REQUIREMENTS:
Gather up the lines with the word "Asignadas" in them.

** BEGIN **

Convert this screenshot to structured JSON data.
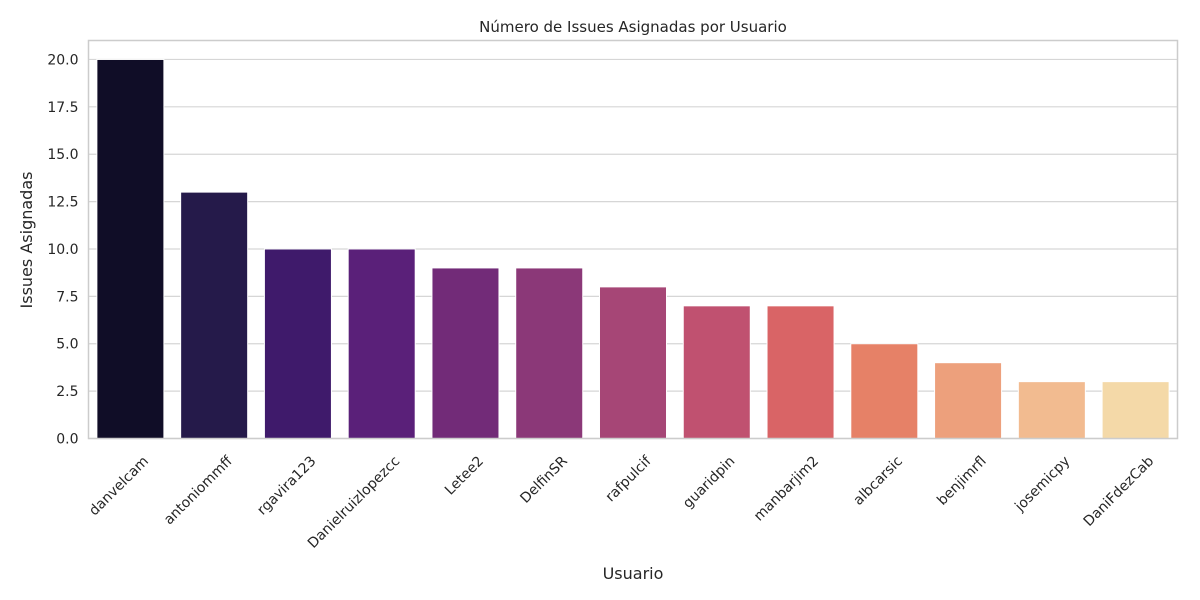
{
  "chart_data": {
    "type": "bar",
    "title": "Número de Issues Asignadas por Usuario",
    "xlabel": "Usuario",
    "ylabel": "Issues Asignadas",
    "ylim": [
      0,
      21
    ],
    "yticks": [
      "0.0",
      "2.5",
      "5.0",
      "7.5",
      "10.0",
      "12.5",
      "15.0",
      "17.5",
      "20.0"
    ],
    "ytick_values": [
      0,
      2.5,
      5,
      7.5,
      10,
      12.5,
      15,
      17.5,
      20
    ],
    "grid": "horizontal",
    "categories": [
      "danvelcam",
      "antoniommff",
      "rgavira123",
      "Danielruizlopezcc",
      "Letee2",
      "DelfinSR",
      "rafpulcif",
      "guaridpin",
      "manbarjim2",
      "albcarsic",
      "benjimrfl",
      "josemicpy",
      "DaniFdezCab"
    ],
    "values": [
      20,
      13,
      10,
      10,
      9,
      9,
      8,
      7,
      7,
      5,
      4,
      3,
      3
    ],
    "colors": [
      "#100d27",
      "#251a4a",
      "#3f1a6b",
      "#5a2079",
      "#722b78",
      "#8b3878",
      "#a64676",
      "#c05170",
      "#d96466",
      "#e68167",
      "#eda07c",
      "#f2bb90",
      "#f4d9a8"
    ]
  }
}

** END **

THE RESPONSE:
    "title": "Número de Issues Asignadas por Usuario",
    "ylabel": "Issues Asignadas",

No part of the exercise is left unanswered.